- [What you have to do] Give the lines of the items below, starting at the line that contains "- Koko likevaihto: [428, 138, 435, 143]" and ending at the line that contains "- Koko likevaihto: [360, 76, 368, 81]", as a JSON list of strings with one string per line, including both of those lines and leaving out blank lines.

* begin Exercise input *

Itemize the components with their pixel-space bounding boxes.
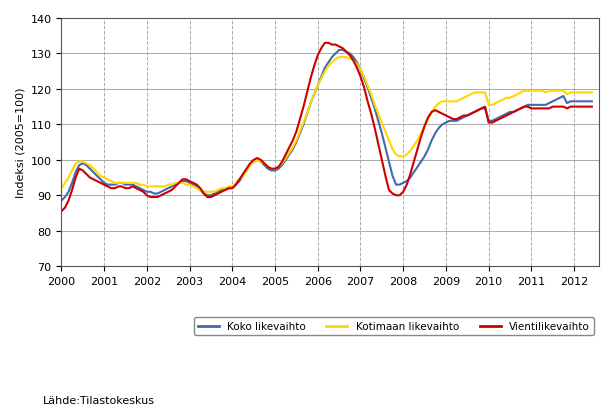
- Koko likevaihto: [428, 138, 435, 143]
- Line: Kotimaan likevaihto: Kotimaan likevaihto: [61, 58, 592, 192]
- Y-axis label: Indeksi (2005=100): Indeksi (2005=100): [15, 88, 25, 198]
- Koko likevaihto: [268, 169, 275, 173]
- Vientilikevaihto: [360, 85, 368, 90]
- Kotimaan likevaihto: [58, 186, 65, 191]
- Vientilikevaihto: [268, 167, 275, 172]
- Vientilikevaihto: [321, 41, 328, 46]
- Kotimaan likevaihto: [335, 55, 343, 60]
- Vientilikevaihto: [339, 47, 346, 52]
- Vientilikevaihto: [232, 183, 239, 188]
- Koko likevaihto: [588, 100, 596, 104]
- Vientilikevaihto: [588, 105, 596, 110]
- Kotimaan likevaihto: [432, 105, 439, 110]
- Line: Vientilikevaihto: Vientilikevaihto: [61, 44, 592, 212]
- Koko likevaihto: [232, 183, 239, 188]
- Text: Lähde:Tilastokeskus: Lähde:Tilastokeskus: [43, 395, 155, 405]
- Koko likevaihto: [335, 48, 343, 53]
- Line: Koko likevaihto: Koko likevaihto: [61, 51, 592, 201]
- Vientilikevaihto: [428, 110, 435, 115]
- Kotimaan likevaihto: [503, 96, 510, 101]
- Koko likevaihto: [58, 199, 65, 204]
- Kotimaan likevaihto: [364, 84, 371, 89]
- Legend: Koko likevaihto, Kotimaan likevaihto, Vientilikevaihto: Koko likevaihto, Kotimaan likevaihto, Vi…: [193, 317, 594, 336]
- Kotimaan likevaihto: [200, 190, 208, 195]
- Kotimaan likevaihto: [343, 55, 350, 60]
- Kotimaan likevaihto: [271, 167, 279, 172]
- Vientilikevaihto: [58, 209, 65, 214]
- Kotimaan likevaihto: [236, 178, 243, 183]
- Koko likevaihto: [499, 114, 507, 119]
- Vientilikevaihto: [499, 116, 507, 121]
- Koko likevaihto: [360, 76, 368, 81]
- Kotimaan likevaihto: [588, 91, 596, 96]
- Koko likevaihto: [339, 48, 346, 53]
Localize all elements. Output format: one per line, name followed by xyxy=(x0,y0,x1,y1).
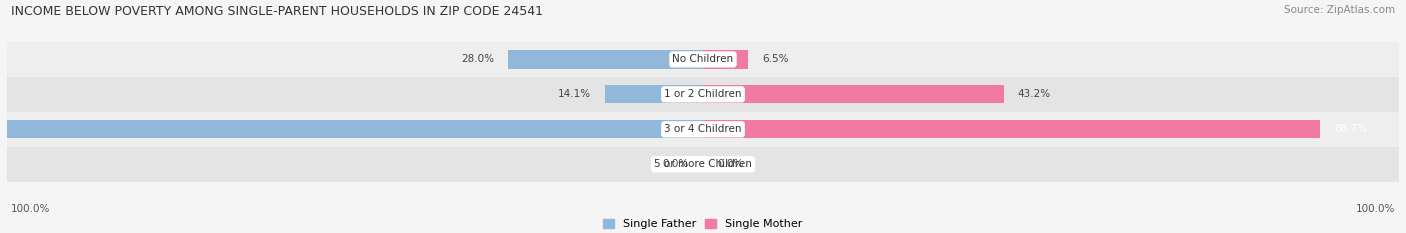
Text: 88.7%: 88.7% xyxy=(1334,124,1368,134)
Bar xyxy=(703,85,1004,103)
Bar xyxy=(7,112,1399,147)
Text: 14.1%: 14.1% xyxy=(558,89,591,99)
Bar xyxy=(7,147,1399,182)
Text: 3 or 4 Children: 3 or 4 Children xyxy=(664,124,742,134)
Text: 28.0%: 28.0% xyxy=(461,55,495,64)
Text: 43.2%: 43.2% xyxy=(1018,89,1050,99)
Text: 6.5%: 6.5% xyxy=(762,55,789,64)
Text: Source: ZipAtlas.com: Source: ZipAtlas.com xyxy=(1284,5,1395,15)
Text: 0.0%: 0.0% xyxy=(662,159,689,169)
Text: 0.0%: 0.0% xyxy=(717,159,744,169)
Bar xyxy=(703,120,1320,138)
Text: INCOME BELOW POVERTY AMONG SINGLE-PARENT HOUSEHOLDS IN ZIP CODE 24541: INCOME BELOW POVERTY AMONG SINGLE-PARENT… xyxy=(11,5,543,18)
Bar xyxy=(508,50,703,69)
Bar xyxy=(7,120,703,138)
Text: 5 or more Children: 5 or more Children xyxy=(654,159,752,169)
Text: 100.0%: 100.0% xyxy=(11,204,51,214)
Text: 1 or 2 Children: 1 or 2 Children xyxy=(664,89,742,99)
Legend: Single Father, Single Mother: Single Father, Single Mother xyxy=(603,219,803,229)
Bar xyxy=(7,77,1399,112)
Bar xyxy=(703,50,748,69)
Bar xyxy=(605,85,703,103)
Text: No Children: No Children xyxy=(672,55,734,64)
Bar xyxy=(7,42,1399,77)
Text: 100.0%: 100.0% xyxy=(1355,204,1395,214)
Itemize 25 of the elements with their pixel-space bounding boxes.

* end Exercise input *

- [Solution]
[
  "- Koko likevaihto: [428, 138, 435, 143]",
  "- Line: Kotimaan likevaihto: Kotimaan likevaihto: [61, 58, 592, 192]",
  "- Y-axis label: Indeksi (2005=100): Indeksi (2005=100): [15, 88, 25, 198]",
  "- Koko likevaihto: [268, 169, 275, 173]",
  "- Vientilikevaihto: [360, 85, 368, 90]",
  "- Kotimaan likevaihto: [58, 186, 65, 191]",
  "- Vientilikevaihto: [268, 167, 275, 172]",
  "- Vientilikevaihto: [321, 41, 328, 46]",
  "- Kotimaan likevaihto: [335, 55, 343, 60]",
  "- Vientilikevaihto: [339, 47, 346, 52]",
  "- Vientilikevaihto: [232, 183, 239, 188]",
  "- Koko likevaihto: [588, 100, 596, 104]",
  "- Vientilikevaihto: [588, 105, 596, 110]",
  "- Kotimaan likevaihto: [432, 105, 439, 110]",
  "- Line: Vientilikevaihto: Vientilikevaihto: [61, 44, 592, 212]",
  "- Koko likevaihto: [232, 183, 239, 188]",
  "- Text: Lähde:Tilastokeskus: Lähde:Tilastokeskus: [43, 395, 155, 405]",
  "- Koko likevaihto: [335, 48, 343, 53]",
  "- Line: Koko likevaihto: Koko likevaihto: [61, 51, 592, 201]",
  "- Vientilikevaihto: [428, 110, 435, 115]",
  "- Kotimaan likevaihto: [503, 96, 510, 101]",
  "- Koko likevaihto: [58, 199, 65, 204]",
  "- Kotimaan likevaihto: [364, 84, 371, 89]",
  "- Legend: Koko likevaihto, Kotimaan likevaihto, Vientilikevaihto: Koko likevaihto, Kotimaan likevaihto, Vi…: [193, 317, 594, 336]",
  "- Kotimaan likevaihto: [200, 190, 208, 195]",
  "- Kotimaan likevaihto: [343, 55, 350, 60]",
  "- Kotimaan likevaihto: [271, 167, 279, 172]",
  "- Vientilikevaihto: [58, 209, 65, 214]",
  "- Kotimaan likevaihto: [236, 178, 243, 183]",
  "- Koko likevaihto: [499, 114, 507, 119]",
  "- Vientilikevaihto: [499, 116, 507, 121]",
  "- Koko likevaihto: [360, 76, 368, 81]"
]